## START

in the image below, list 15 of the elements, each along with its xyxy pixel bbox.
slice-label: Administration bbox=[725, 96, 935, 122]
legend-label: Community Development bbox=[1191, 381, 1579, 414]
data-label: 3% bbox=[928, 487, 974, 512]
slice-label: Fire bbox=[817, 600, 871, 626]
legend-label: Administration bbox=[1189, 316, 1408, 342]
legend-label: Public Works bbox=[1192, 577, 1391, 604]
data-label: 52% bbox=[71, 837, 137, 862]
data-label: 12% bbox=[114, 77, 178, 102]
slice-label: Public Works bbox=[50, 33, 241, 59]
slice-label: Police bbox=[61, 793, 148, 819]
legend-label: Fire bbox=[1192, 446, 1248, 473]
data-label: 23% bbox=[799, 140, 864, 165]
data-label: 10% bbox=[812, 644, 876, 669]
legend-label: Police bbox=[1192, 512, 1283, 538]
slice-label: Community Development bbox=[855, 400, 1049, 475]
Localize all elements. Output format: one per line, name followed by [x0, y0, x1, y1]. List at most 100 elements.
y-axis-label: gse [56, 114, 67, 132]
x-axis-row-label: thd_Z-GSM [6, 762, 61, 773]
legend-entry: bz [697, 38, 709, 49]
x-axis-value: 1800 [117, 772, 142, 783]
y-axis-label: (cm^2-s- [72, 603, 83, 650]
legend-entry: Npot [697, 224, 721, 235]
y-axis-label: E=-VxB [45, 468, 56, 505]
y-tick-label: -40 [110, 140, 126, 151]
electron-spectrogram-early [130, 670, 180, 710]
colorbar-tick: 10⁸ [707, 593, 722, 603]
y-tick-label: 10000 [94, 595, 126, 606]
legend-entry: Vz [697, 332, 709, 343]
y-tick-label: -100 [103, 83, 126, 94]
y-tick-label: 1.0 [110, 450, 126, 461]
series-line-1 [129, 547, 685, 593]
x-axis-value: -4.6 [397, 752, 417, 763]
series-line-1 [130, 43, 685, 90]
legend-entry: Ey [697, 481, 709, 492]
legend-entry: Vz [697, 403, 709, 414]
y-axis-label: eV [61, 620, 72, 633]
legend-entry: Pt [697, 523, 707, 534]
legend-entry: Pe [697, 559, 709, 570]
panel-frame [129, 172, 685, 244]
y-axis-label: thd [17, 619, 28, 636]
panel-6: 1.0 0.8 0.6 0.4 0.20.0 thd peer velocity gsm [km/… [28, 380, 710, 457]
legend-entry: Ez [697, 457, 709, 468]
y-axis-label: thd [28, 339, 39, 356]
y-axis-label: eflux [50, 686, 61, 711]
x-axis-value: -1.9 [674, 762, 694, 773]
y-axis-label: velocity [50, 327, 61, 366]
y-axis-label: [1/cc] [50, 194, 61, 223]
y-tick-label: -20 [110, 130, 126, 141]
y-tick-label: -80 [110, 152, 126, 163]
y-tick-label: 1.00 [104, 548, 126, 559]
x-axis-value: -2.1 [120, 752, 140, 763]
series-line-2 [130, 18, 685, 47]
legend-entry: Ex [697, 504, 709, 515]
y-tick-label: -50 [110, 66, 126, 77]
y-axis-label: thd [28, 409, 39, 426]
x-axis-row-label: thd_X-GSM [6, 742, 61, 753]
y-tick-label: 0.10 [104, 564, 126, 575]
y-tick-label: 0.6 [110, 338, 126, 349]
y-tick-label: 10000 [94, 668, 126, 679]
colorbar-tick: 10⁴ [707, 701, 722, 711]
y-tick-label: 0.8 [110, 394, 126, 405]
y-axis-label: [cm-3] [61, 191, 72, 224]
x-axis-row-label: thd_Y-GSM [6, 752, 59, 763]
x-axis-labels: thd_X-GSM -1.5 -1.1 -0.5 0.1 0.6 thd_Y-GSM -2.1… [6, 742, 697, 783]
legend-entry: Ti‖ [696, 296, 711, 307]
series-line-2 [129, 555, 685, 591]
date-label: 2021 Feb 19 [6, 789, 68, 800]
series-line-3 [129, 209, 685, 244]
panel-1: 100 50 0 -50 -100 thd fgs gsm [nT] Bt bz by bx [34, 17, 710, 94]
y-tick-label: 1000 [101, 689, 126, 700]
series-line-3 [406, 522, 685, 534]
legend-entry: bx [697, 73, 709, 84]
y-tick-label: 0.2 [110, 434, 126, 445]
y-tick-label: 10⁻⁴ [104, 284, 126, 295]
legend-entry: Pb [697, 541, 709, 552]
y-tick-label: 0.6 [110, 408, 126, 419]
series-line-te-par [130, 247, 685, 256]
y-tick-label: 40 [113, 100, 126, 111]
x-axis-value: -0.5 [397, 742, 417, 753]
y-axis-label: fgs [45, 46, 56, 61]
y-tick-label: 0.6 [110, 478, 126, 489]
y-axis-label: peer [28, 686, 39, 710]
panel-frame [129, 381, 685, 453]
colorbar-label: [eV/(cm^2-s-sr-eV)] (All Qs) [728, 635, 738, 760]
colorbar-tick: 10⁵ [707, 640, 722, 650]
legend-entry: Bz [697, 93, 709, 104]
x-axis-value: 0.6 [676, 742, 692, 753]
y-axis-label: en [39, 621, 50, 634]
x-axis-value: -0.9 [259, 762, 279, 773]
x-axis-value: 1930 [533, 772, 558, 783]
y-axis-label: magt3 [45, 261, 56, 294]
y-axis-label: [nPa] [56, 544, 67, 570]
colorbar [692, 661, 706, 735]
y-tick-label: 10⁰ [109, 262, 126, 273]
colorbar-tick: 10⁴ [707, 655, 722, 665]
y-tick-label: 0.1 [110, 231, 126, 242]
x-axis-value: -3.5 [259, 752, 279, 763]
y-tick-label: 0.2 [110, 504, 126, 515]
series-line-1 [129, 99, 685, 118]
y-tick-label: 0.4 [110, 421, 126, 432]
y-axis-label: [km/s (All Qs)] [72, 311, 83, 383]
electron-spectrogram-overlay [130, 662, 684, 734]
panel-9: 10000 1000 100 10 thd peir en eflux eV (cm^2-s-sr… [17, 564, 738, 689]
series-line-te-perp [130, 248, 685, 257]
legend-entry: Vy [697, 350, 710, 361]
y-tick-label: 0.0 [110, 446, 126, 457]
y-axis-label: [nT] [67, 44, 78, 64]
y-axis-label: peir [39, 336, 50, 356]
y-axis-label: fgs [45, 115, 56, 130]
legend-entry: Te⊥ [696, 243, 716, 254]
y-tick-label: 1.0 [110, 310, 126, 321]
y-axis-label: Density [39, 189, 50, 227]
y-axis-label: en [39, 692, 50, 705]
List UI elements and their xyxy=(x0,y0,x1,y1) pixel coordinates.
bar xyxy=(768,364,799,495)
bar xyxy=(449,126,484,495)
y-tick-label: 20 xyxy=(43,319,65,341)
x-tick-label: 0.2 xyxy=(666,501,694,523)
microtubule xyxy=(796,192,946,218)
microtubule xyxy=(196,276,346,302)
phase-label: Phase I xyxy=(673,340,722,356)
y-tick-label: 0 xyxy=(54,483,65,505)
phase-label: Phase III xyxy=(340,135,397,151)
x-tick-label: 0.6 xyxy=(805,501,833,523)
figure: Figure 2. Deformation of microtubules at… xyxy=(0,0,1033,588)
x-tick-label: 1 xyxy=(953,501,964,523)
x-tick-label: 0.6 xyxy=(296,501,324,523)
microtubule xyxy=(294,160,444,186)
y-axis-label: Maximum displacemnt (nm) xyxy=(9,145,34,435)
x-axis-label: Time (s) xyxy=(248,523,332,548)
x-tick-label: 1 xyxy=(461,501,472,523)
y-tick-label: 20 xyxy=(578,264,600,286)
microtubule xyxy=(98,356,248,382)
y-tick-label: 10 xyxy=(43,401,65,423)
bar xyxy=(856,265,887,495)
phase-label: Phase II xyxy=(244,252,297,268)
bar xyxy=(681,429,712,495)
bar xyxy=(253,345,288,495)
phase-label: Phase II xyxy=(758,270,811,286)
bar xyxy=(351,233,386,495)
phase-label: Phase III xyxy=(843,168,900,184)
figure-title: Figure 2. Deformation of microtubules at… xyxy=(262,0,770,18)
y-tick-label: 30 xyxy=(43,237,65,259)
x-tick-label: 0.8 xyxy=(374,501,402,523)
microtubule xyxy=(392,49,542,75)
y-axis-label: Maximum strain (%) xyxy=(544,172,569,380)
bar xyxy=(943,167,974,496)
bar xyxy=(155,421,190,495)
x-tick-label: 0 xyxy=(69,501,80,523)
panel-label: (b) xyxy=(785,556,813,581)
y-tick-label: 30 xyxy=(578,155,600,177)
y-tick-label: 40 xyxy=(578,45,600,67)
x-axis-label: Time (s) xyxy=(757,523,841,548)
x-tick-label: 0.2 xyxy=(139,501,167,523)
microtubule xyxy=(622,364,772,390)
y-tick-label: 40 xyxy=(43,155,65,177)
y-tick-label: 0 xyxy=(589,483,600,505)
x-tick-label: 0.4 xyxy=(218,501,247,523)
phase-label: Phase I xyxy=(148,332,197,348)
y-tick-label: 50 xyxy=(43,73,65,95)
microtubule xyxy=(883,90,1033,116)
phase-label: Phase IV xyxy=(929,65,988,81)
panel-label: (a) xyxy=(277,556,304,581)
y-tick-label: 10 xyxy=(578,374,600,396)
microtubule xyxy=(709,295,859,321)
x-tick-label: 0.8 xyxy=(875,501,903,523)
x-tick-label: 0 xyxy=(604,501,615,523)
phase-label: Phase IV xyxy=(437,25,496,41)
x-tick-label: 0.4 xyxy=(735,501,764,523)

## END

Task statement >> Copy out again, with no changes, the records from their first line through the line that contains "x-axis-value: -1.9 [674, 762, 694, 773]", including both of those lines.

Task result >>
in the image below, list 15 of the elements, each along with its xyxy pixel bbox.
slice-label: Administration bbox=[725, 96, 935, 122]
legend-label: Community Development bbox=[1191, 381, 1579, 414]
data-label: 3% bbox=[928, 487, 974, 512]
slice-label: Fire bbox=[817, 600, 871, 626]
legend-label: Administration bbox=[1189, 316, 1408, 342]
legend-label: Public Works bbox=[1192, 577, 1391, 604]
data-label: 52% bbox=[71, 837, 137, 862]
data-label: 12% bbox=[114, 77, 178, 102]
slice-label: Public Works bbox=[50, 33, 241, 59]
slice-label: Police bbox=[61, 793, 148, 819]
legend-label: Fire bbox=[1192, 446, 1248, 473]
data-label: 23% bbox=[799, 140, 864, 165]
data-label: 10% bbox=[812, 644, 876, 669]
legend-label: Police bbox=[1192, 512, 1283, 538]
slice-label: Community Development bbox=[855, 400, 1049, 475]
Localize all elements. Output format: one per line, name followed by [x0, y0, x1, y1]. List at most 100 elements.
y-axis-label: gse [56, 114, 67, 132]
x-axis-row-label: thd_Z-GSM [6, 762, 61, 773]
legend-entry: bz [697, 38, 709, 49]
x-axis-value: 1800 [117, 772, 142, 783]
y-axis-label: (cm^2-s- [72, 603, 83, 650]
legend-entry: Npot [697, 224, 721, 235]
y-axis-label: E=-VxB [45, 468, 56, 505]
y-tick-label: -40 [110, 140, 126, 151]
electron-spectrogram-early [130, 670, 180, 710]
colorbar-tick: 10⁸ [707, 593, 722, 603]
y-tick-label: 10000 [94, 595, 126, 606]
legend-entry: Vz [697, 332, 709, 343]
y-tick-label: -100 [103, 83, 126, 94]
y-tick-label: 1.0 [110, 450, 126, 461]
series-line-1 [129, 547, 685, 593]
x-axis-value: -4.6 [397, 752, 417, 763]
series-line-1 [130, 43, 685, 90]
legend-entry: Ey [697, 481, 709, 492]
legend-entry: Vz [697, 403, 709, 414]
y-axis-label: eV [61, 620, 72, 633]
legend-entry: Pt [697, 523, 707, 534]
legend-entry: Pe [697, 559, 709, 570]
panel-frame [129, 172, 685, 244]
y-axis-label: thd [17, 619, 28, 636]
panel-6: 1.0 0.8 0.6 0.4 0.20.0 thd peer velocity gsm [km/… [28, 380, 710, 457]
legend-entry: Ez [697, 457, 709, 468]
y-axis-label: thd [28, 339, 39, 356]
y-axis-label: eflux [50, 686, 61, 711]
x-axis-value: -1.9 [674, 762, 694, 773]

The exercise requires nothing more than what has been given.